Entries:
Begin
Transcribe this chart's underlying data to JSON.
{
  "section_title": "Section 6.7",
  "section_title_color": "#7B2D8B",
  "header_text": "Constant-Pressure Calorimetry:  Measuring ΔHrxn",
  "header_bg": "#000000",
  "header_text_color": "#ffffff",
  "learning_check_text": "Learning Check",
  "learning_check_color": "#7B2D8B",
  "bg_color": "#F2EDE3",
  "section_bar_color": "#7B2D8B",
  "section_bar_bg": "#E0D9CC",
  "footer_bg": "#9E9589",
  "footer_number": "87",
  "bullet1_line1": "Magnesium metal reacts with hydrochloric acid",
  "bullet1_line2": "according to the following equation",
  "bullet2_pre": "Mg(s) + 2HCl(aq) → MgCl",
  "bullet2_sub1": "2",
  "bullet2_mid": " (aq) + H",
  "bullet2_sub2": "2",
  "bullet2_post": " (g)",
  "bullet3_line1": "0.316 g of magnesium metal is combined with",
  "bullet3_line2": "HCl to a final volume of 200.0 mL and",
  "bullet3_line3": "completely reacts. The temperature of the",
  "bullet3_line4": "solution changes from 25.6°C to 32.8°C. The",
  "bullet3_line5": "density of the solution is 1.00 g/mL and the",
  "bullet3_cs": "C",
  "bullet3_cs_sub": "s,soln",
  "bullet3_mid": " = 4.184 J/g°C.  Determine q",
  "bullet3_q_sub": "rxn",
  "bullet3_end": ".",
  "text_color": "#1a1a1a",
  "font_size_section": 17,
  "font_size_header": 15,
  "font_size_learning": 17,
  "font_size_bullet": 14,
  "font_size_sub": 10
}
End
Job: Retype all the records, matching them exactly.

Response to the exercise:
Transcribe this chart's underlying data to JSON.
{
  "section_title": "Section 6.7",
  "section_title_color": "#7B2D8B",
  "header_text": "Constant-Pressure Calorimetry:  Measuring ΔHrxn",
  "header_bg": "#000000",
  "header_text_color": "#ffffff",
  "learning_check_text": "Learning Check",
  "learning_check_color": "#7B2D8B",
  "bg_color": "#F2EDE3",
  "section_bar_color": "#7B2D8B",
  "section_bar_bg": "#E0D9CC",
  "footer_bg": "#9E9589",
  "footer_number": "87",
  "bullet1_line1": "Magnesium metal reacts with hydrochloric acid",
  "bullet1_line2": "according to the following equation",
  "bullet2_pre": "Mg(s) + 2HCl(aq) → MgCl",
  "bullet2_sub1": "2",
  "bullet2_mid": " (aq) + H",
  "bullet2_sub2": "2",
  "bullet2_post": " (g)",
  "bullet3_line1": "0.316 g of magnesium metal is combined with",
  "bullet3_line2": "HCl to a final volume of 200.0 mL and",
  "bullet3_line3": "completely reacts. The temperature of the",
  "bullet3_line4": "solution changes from 25.6°C to 32.8°C. The",
  "bullet3_line5": "density of the solution is 1.00 g/mL and the",
  "bullet3_cs": "C",
  "bullet3_cs_sub": "s,soln",
  "bullet3_mid": " = 4.184 J/g°C.  Determine q",
  "bullet3_q_sub": "rxn",
  "bullet3_end": ".",
  "text_color": "#1a1a1a",
  "font_size_section": 17,
  "font_size_header": 15,
  "font_size_learning": 17,
  "font_size_bullet": 14,
  "font_size_sub": 10
}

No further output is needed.